[Material to process]:
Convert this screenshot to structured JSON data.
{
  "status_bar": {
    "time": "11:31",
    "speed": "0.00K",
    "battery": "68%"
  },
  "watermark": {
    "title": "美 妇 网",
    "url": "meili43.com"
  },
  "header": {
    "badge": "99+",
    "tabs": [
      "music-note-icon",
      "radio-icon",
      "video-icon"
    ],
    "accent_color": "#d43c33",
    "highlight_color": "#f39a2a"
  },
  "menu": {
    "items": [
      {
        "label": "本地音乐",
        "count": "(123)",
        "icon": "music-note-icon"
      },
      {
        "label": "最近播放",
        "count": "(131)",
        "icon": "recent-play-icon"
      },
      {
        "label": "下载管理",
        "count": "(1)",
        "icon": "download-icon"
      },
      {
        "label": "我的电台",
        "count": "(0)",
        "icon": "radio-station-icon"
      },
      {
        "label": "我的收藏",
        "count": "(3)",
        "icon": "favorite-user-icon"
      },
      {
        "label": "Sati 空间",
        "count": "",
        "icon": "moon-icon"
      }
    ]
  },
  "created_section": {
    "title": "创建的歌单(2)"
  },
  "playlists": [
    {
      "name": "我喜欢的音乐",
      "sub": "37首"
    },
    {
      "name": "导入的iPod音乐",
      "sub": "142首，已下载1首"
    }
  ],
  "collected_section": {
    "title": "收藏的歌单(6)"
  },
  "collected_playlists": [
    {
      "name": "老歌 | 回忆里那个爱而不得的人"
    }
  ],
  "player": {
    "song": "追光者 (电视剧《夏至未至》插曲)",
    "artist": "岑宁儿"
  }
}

[The task]:
Write out every line of the data that holds the word "count".

[Result for this task]:
        "count": "(123)",
        "count": "(131)",
        "count": "(1)",
        "count": "(0)",
        "count": "(3)",
        "count": "",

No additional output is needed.